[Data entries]
* * * *

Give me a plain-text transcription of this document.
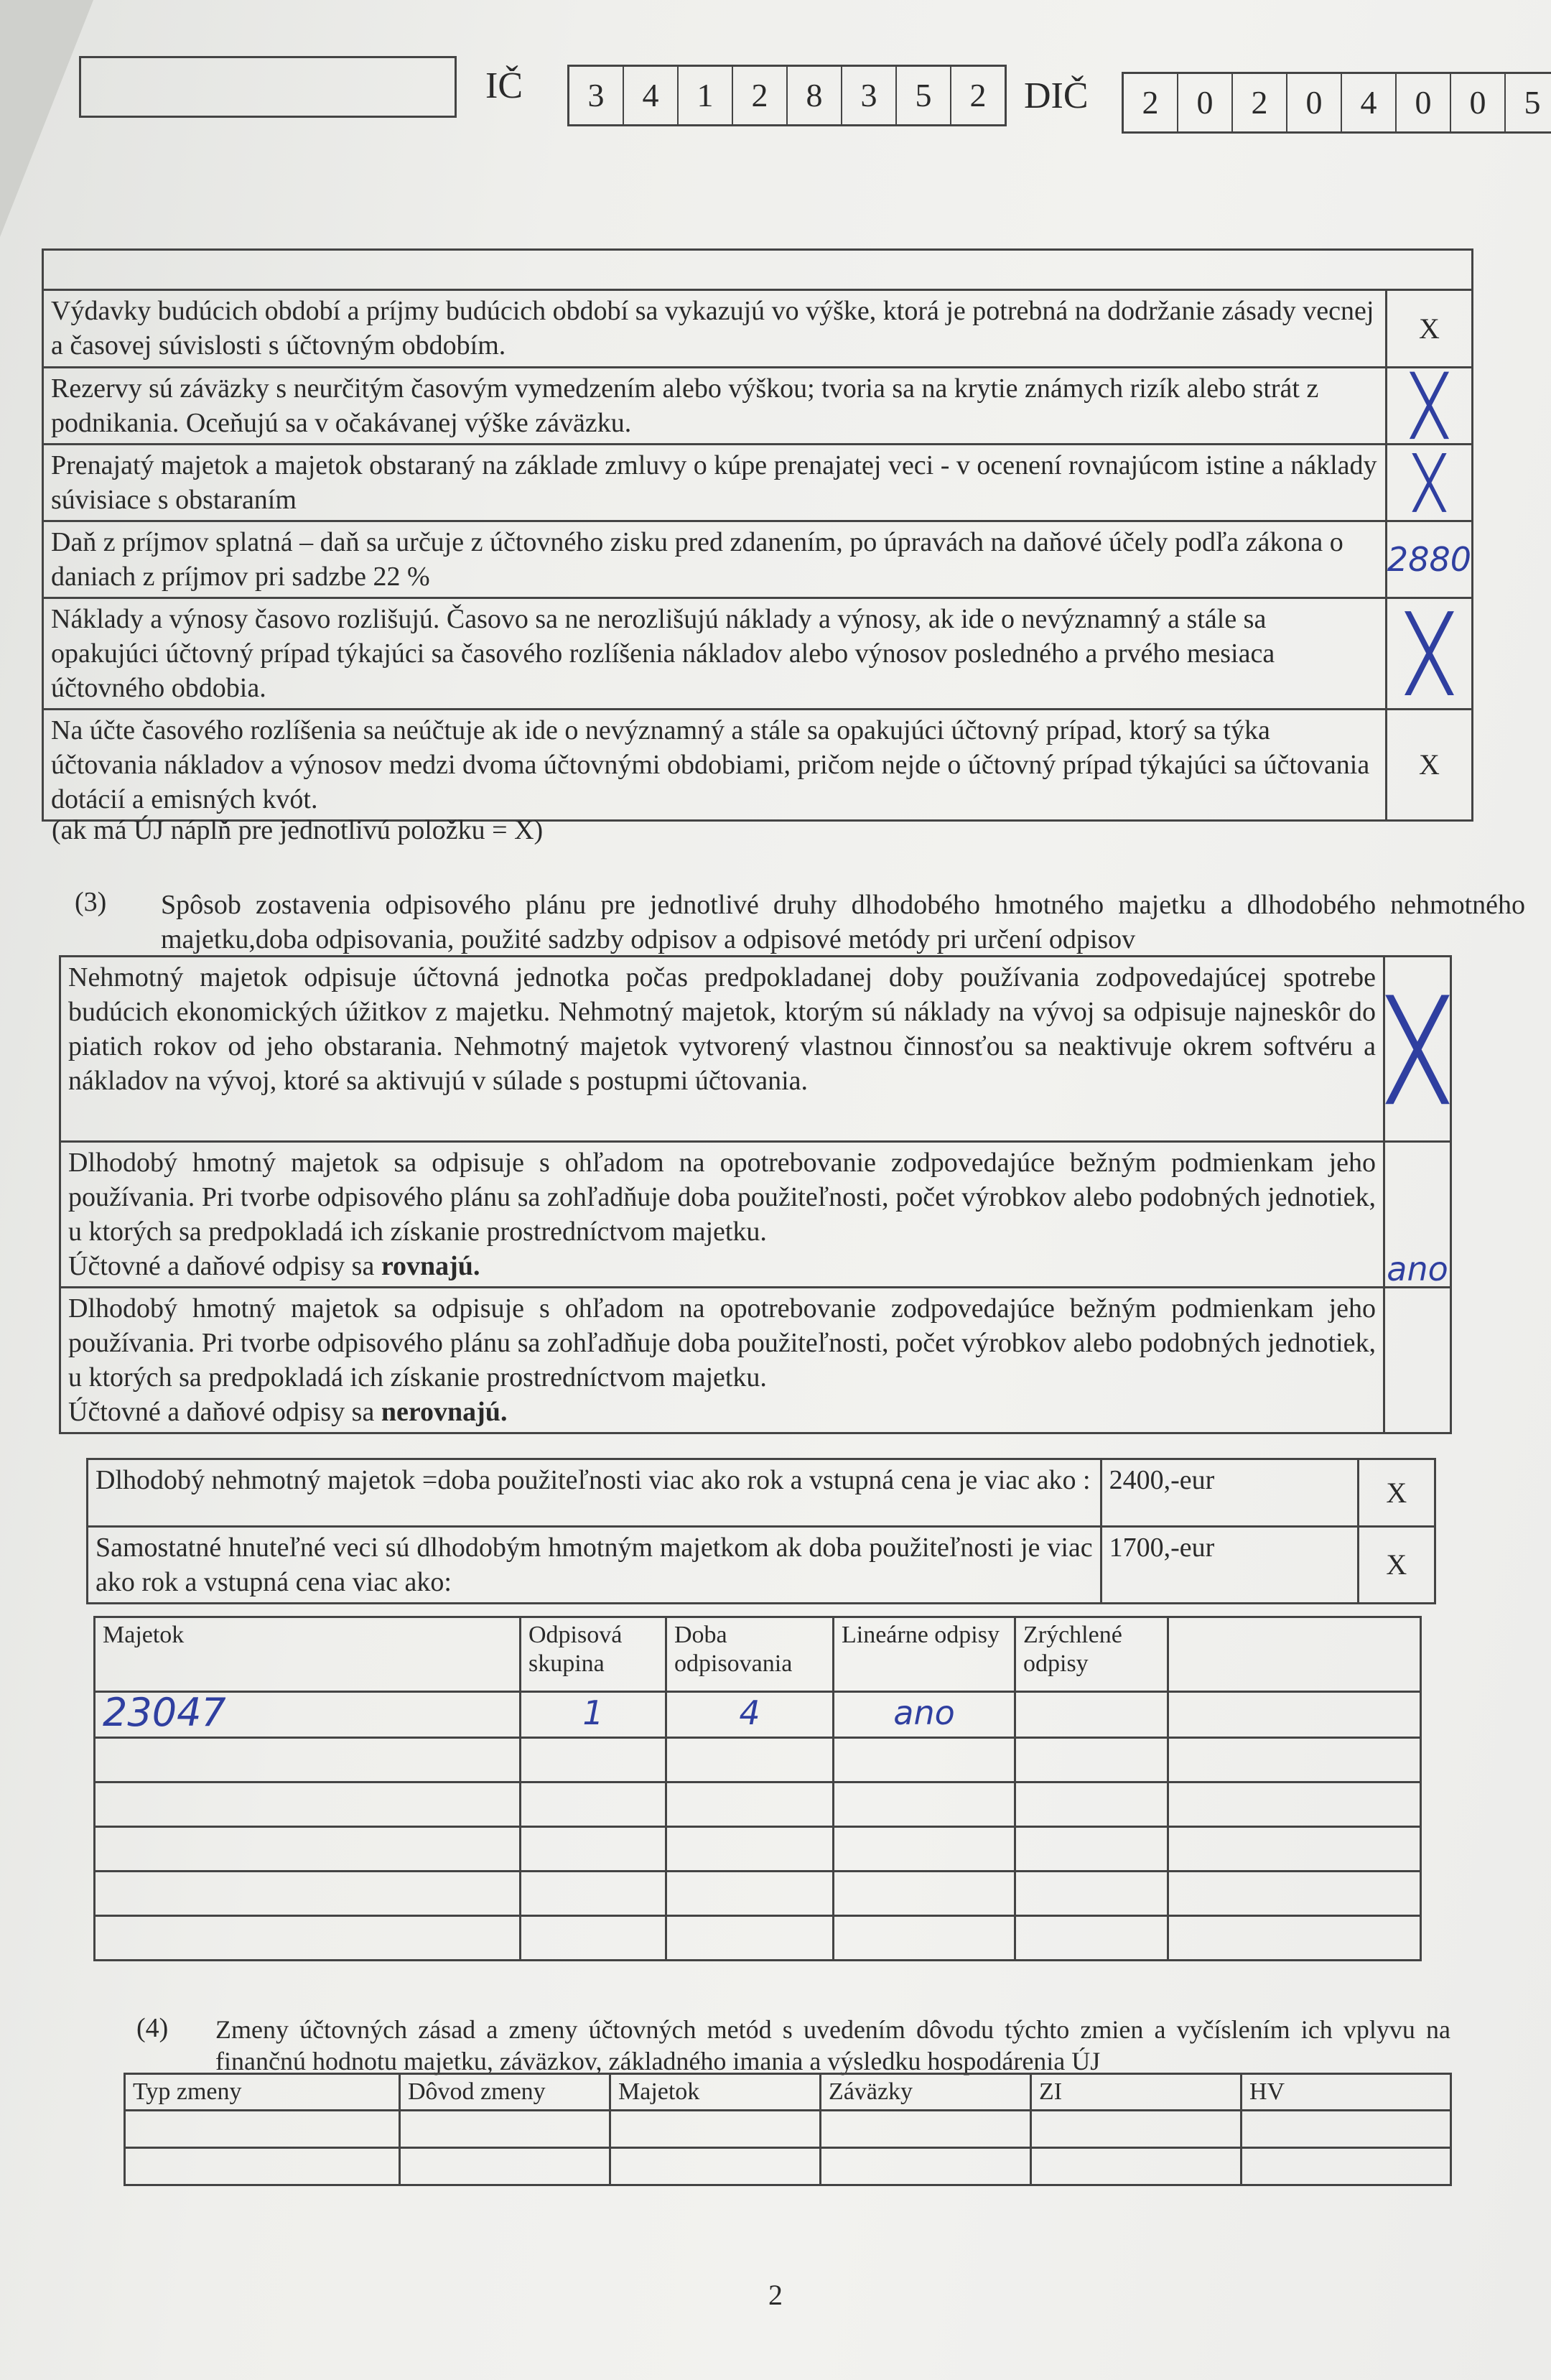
IČ	3	4	1	2	8	3	5	2	DIČ	2	0	2	0	4	0	0	5

Výdavky budúcich období a príjmy budúcich období sa vykazujú vo výške, ktorá je potrebná na dodržanie zásady vecnej a časovej súvislosti s účtovným obdobím.	X
Rezervy sú záväzky s neurčitým časovým vymedzením alebo výškou; tvoria sa na krytie známych rizík alebo strát z podnikania. Oceňujú sa v očakávanej výške záväzku.	╳
Prenajatý majetok a majetok obstaraný na základe zmluvy o kúpe prenajatej veci - v ocenení rovnajúcom istine a náklady súvisiace s obstaraním	╳
Daň z príjmov splatná – daň sa určuje z účtovného zisku pred zdanením, po úpravách na daňové účely podľa zákona o daniach z príjmov pri sadzbe 22 %	2880
Náklady a výnosy časovo rozlišujú. Časovo sa ne nerozlišujú náklady a výnosy, ak ide o nevýznamný a stále sa opakujúci účtovný prípad týkajúci sa časového rozlíšenia nákladov alebo výnosov posledného a prvého mesiaca účtovného obdobia.	╳
Na účte časového rozlíšenia sa neúčtuje ak ide o nevýznamný a stále sa opakujúci účtovný prípad, ktorý sa týka účtovania nákladov a výnosov medzi dvoma účtovnými obdobiami, pričom nejde o účtovný prípad týkajúci sa účtovania dotácií a emisných kvót.	X
(ak má ÚJ náplň pre jednotlivú položku = X)
(3) Spôsob zostavenia odpisového plánu pre jednotlivé druhy dlhodobého hmotného majetku a dlhodobého nehmotného majetku,doba odpisovania, použité sadzby odpisov a odpisové metódy pri určení odpisov
Nehmotný majetok odpisuje účtovná jednotka počas predpokladanej doby používania zodpovedajúcej spotrebe budúcich ekonomických úžitkov z majetku. Nehmotný majetok, ktorým sú náklady na vývoj sa odpisuje najneskôr do piatich rokov od jeho obstarania. Nehmotný majetok vytvorený vlastnou činnosťou sa neaktivuje okrem softvéru a nákladov na vývoj, ktoré sa aktivujú v súlade s postupmi účtovania.	╳
Dlhodobý hmotný majetok sa odpisuje s ohľadom na opotrebovanie zodpovedajúce bežným podmienkam jeho používania. Pri tvorbe odpisového plánu sa zohľadňuje doba použiteľnosti, počet výrobkov alebo podobných jednotiek, u ktorých sa predpokladá ich získanie prostredníctvom majetku.
Účtovné a daňové odpisy sa rovnajú.	ano
Dlhodobý hmotný majetok sa odpisuje s ohľadom na opotrebovanie zodpovedajúce bežným podmienkam jeho používania. Pri tvorbe odpisového plánu sa zohľadňuje doba použiteľnosti, počet výrobkov alebo podobných jednotiek, u ktorých sa predpokladá ich získanie prostredníctvom majetku.
Účtovné a daňové odpisy sa nerovnajú.	
Dlhodobý nehmotný majetok =doba použiteľnosti viac ako rok a vstupná cena je viac ako :	2400,-eur	X
Samostatné hnuteľné veci sú dlhodobým hmotným majetkom ak doba použiteľnosti je viac ako rok a vstupná cena viac ako:	1700,-eur	X
Majetok	Odpisová skupina	Doba odpisovania	Lineárne odpisy	Zrýchlené odpisy	
23047	1	4	ano		

(4) Zmeny účtovných zásad a zmeny účtovných metód s uvedením dôvodu týchto zmien a vyčíslením ich vplyvu na finančnú hodnotu majetku, záväzkov, základného imania a výsledku hospodárenia ÚJ
Typ zmeny	Dôvod zmeny	Majetok	Záväzky	ZI	HV

2
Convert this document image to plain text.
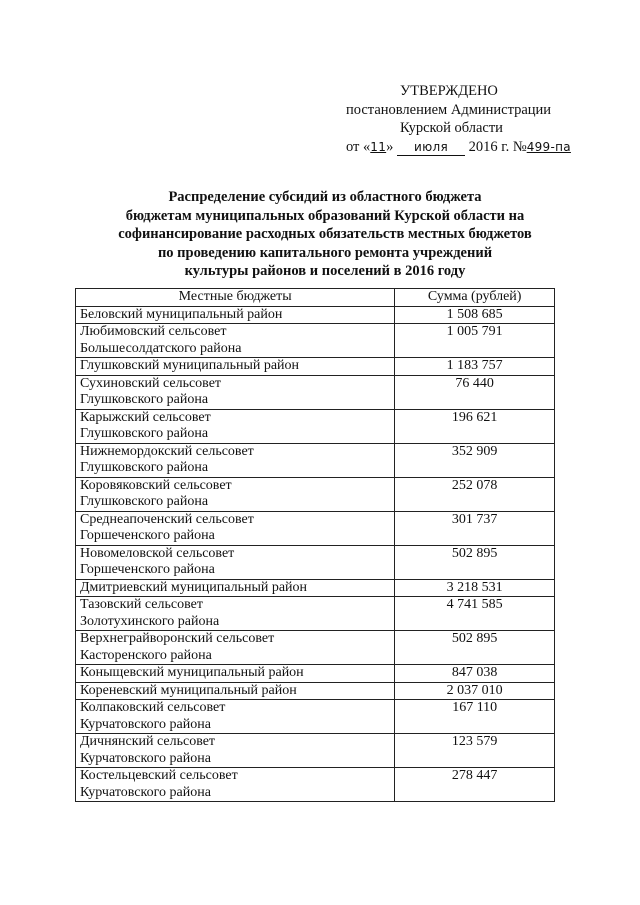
УТВЕРЖДЕНО
постановлением Администрации
Курской области
от «11» июля 2016 г. №499-па
Распределение субсидий из областного бюджета
бюджетам муниципальных образований Курской области на
софинансирование расходных обязательств местных бюджетов
по проведению капитального ремонта учреждений
культуры районов и поселений в 2016 году
Местные бюджеты	Сумма (рублей)

Беловский муниципальный район	1 508 685

Любимовский сельсовет
Большесолдатского района	1 005 791

Глушковский муниципальный район	1 183 757

Сухиновский сельсовет
Глушковского района	76 440

Карыжский сельсовет
Глушковского района	196 621

Нижнемордокский сельсовет
Глушковского района	352 909

Коровяковский сельсовет
Глушковского района	252 078

Среднеапоченский сельсовет
Горшеченского района	301 737

Новомеловской сельсовет
Горшеченского района	502 895

Дмитриевский муниципальный район	3 218 531

Тазовский сельсовет
Золотухинского района	4 741 585

Верхнеграйворонский сельсовет
Касторенского района	502 895

Коныщевский муниципальный район	847 038

Кореневский муниципальный район	2 037 010

Колпаковский сельсовет
Курчатовского района	167 110

Дичнянский сельсовет
Курчатовского района	123 579

Костельцевский сельсовет
Курчатовского района	278 447
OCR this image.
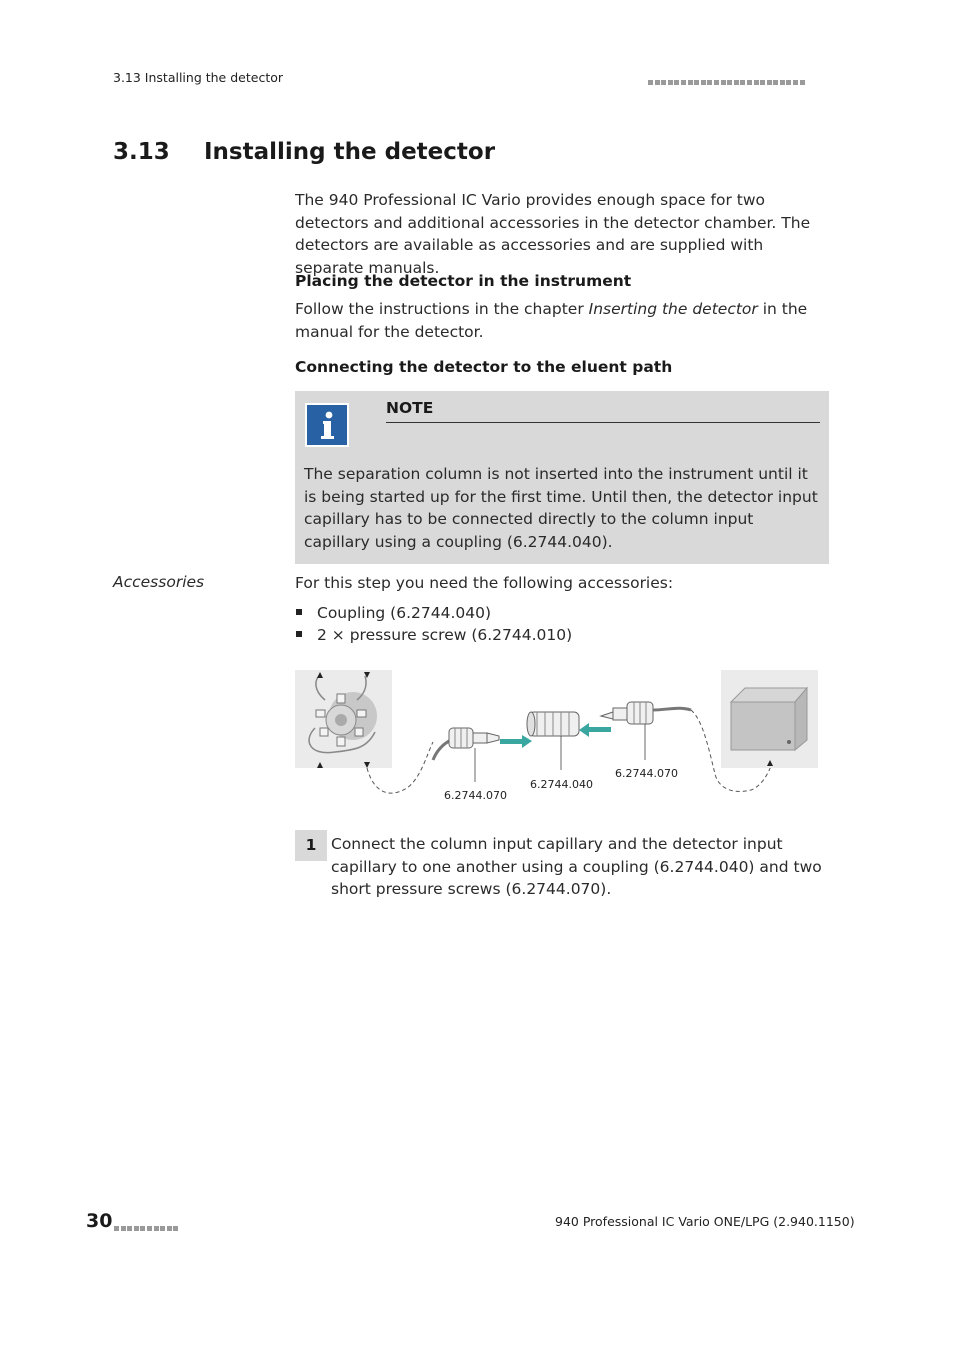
3.13 Installing the detector
3.13 Installing the detector
The 940 Professional IC Vario provides enough space for two detectors and additional accessories in the detector chamber. The detectors are available as accessories and are supplied with separate manuals.
Placing the detector in the instrument
Follow the instructions in the chapter Inserting the detector in the manual for the detector.
Connecting the detector to the eluent path
NOTE
The separation column is not inserted into the instrument until it is being started up for the first time. Until then, the detector input capillary has to be connected directly to the column input capillary using a coupling (6.2744.040).
Accessories	For this step you need the following accessories:
Coupling (6.2744.040)
2 × pressure screw (6.2744.010)
6.2744.070
6.2744.040
6.2744.070
1 Connect the column input capillary and the detector input capillary to one another using a coupling (6.2744.040) and two short pressure screws (6.2744.070).
30	940 Professional IC Vario ONE/LPG (2.940.1150)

* * * *

* Problem description: Quote the entries above word for word. Leave the images out.

* Reply to the task:
Give me a plain-text transcription of this document.
IČ	3	4	1	2	8	3	5	2	DIČ	2	0	2	0	4	0	0	5

Výdavky budúcich období a príjmy budúcich období sa vykazujú vo výške, ktorá je potrebná na dodržanie zásady vecnej a časovej súvislosti s účtovným obdobím.	X
Rezervy sú záväzky s neurčitým časovým vymedzením alebo výškou; tvoria sa na krytie známych rizík alebo strát z podnikania. Oceňujú sa v očakávanej výške záväzku.	╳
Prenajatý majetok a majetok obstaraný na základe zmluvy o kúpe prenajatej veci - v ocenení rovnajúcom istine a náklady súvisiace s obstaraním	╳
Daň z príjmov splatná – daň sa určuje z účtovného zisku pred zdanením, po úpravách na daňové účely podľa zákona o daniach z príjmov pri sadzbe 22 %	2880
Náklady a výnosy časovo rozlišujú. Časovo sa ne nerozlišujú náklady a výnosy, ak ide o nevýznamný a stále sa opakujúci účtovný prípad týkajúci sa časového rozlíšenia nákladov alebo výnosov posledného a prvého mesiaca účtovného obdobia.	╳
Na účte časového rozlíšenia sa neúčtuje ak ide o nevýznamný a stále sa opakujúci účtovný prípad, ktorý sa týka účtovania nákladov a výnosov medzi dvoma účtovnými obdobiami, pričom nejde o účtovný prípad týkajúci sa účtovania dotácií a emisných kvót.	X
(ak má ÚJ náplň pre jednotlivú položku = X)
(3) Spôsob zostavenia odpisového plánu pre jednotlivé druhy dlhodobého hmotného majetku a dlhodobého nehmotného majetku,doba odpisovania, použité sadzby odpisov a odpisové metódy pri určení odpisov
Nehmotný majetok odpisuje účtovná jednotka počas predpokladanej doby používania zodpovedajúcej spotrebe budúcich ekonomických úžitkov z majetku. Nehmotný majetok, ktorým sú náklady na vývoj sa odpisuje najneskôr do piatich rokov od jeho obstarania. Nehmotný majetok vytvorený vlastnou činnosťou sa neaktivuje okrem softvéru a nákladov na vývoj, ktoré sa aktivujú v súlade s postupmi účtovania.	╳
Dlhodobý hmotný majetok sa odpisuje s ohľadom na opotrebovanie zodpovedajúce bežným podmienkam jeho používania. Pri tvorbe odpisového plánu sa zohľadňuje doba použiteľnosti, počet výrobkov alebo podobných jednotiek, u ktorých sa predpokladá ich získanie prostredníctvom majetku.
Účtovné a daňové odpisy sa rovnajú.	ano
Dlhodobý hmotný majetok sa odpisuje s ohľadom na opotrebovanie zodpovedajúce bežným podmienkam jeho používania. Pri tvorbe odpisového plánu sa zohľadňuje doba použiteľnosti, počet výrobkov alebo podobných jednotiek, u ktorých sa predpokladá ich získanie prostredníctvom majetku.
Účtovné a daňové odpisy sa nerovnajú.	
Dlhodobý nehmotný majetok =doba použiteľnosti viac ako rok a vstupná cena je viac ako :	2400,-eur	X
Samostatné hnuteľné veci sú dlhodobým hmotným majetkom ak doba použiteľnosti je viac ako rok a vstupná cena viac ako:	1700,-eur	X
Majetok	Odpisová skupina	Doba odpisovania	Lineárne odpisy	Zrýchlené odpisy	
23047	1	4	ano		

(4) Zmeny účtovných zásad a zmeny účtovných metód s uvedením dôvodu týchto zmien a vyčíslením ich vplyvu na finančnú hodnotu majetku, záväzkov, základného imania a výsledku hospodárenia ÚJ
Typ zmeny	Dôvod zmeny	Majetok	Záväzky	ZI	HV

2
Convert this document image to plain text.
УТВЕРЖДЕНО
постановлением Администрации
Курской области
от «11» июля 2016 г. №499-па
Распределение субсидий из областного бюджета
бюджетам муниципальных образований Курской области на
софинансирование расходных обязательств местных бюджетов
по проведению капитального ремонта учреждений
культуры районов и поселений в 2016 году
Местные бюджеты	Сумма (рублей)

Беловский муниципальный район	1 508 685

Любимовский сельсовет
Большесолдатского района	1 005 791

Глушковский муниципальный район	1 183 757

Сухиновский сельсовет
Глушковского района	76 440

Карыжский сельсовет
Глушковского района	196 621

Нижнемордокский сельсовет
Глушковского района	352 909

Коровяковский сельсовет
Глушковского района	252 078

Среднеапоченский сельсовет
Горшеченского района	301 737

Новомеловской сельсовет
Горшеченского района	502 895

Дмитриевский муниципальный район	3 218 531

Тазовский сельсовет
Золотухинского района	4 741 585

Верхнеграйворонский сельсовет
Касторенского района	502 895

Коныщевский муниципальный район	847 038

Кореневский муниципальный район	2 037 010

Колпаковский сельсовет
Курчатовского района	167 110

Дичнянский сельсовет
Курчатовского района	123 579

Костельцевский сельсовет
Курчатовского района	278 447
OCR this image.
3.13 Installing the detector
3.13 Installing the detector
The 940 Professional IC Vario provides enough space for two detectors and additional accessories in the detector chamber. The detectors are available as accessories and are supplied with separate manuals.
Placing the detector in the instrument
Follow the instructions in the chapter Inserting the detector in the manual for the detector.
Connecting the detector to the eluent path
NOTE
The separation column is not inserted into the instrument until it is being started up for the first time. Until then, the detector input capillary has to be connected directly to the column input capillary using a coupling (6.2744.040).
Accessories	For this step you need the following accessories:
Coupling (6.2744.040)
2 × pressure screw (6.2744.010)
6.2744.070
6.2744.040
6.2744.070
1 Connect the column input capillary and the detector input capillary to one another using a coupling (6.2744.040) and two short pressure screws (6.2744.070).
30	940 Professional IC Vario ONE/LPG (2.940.1150)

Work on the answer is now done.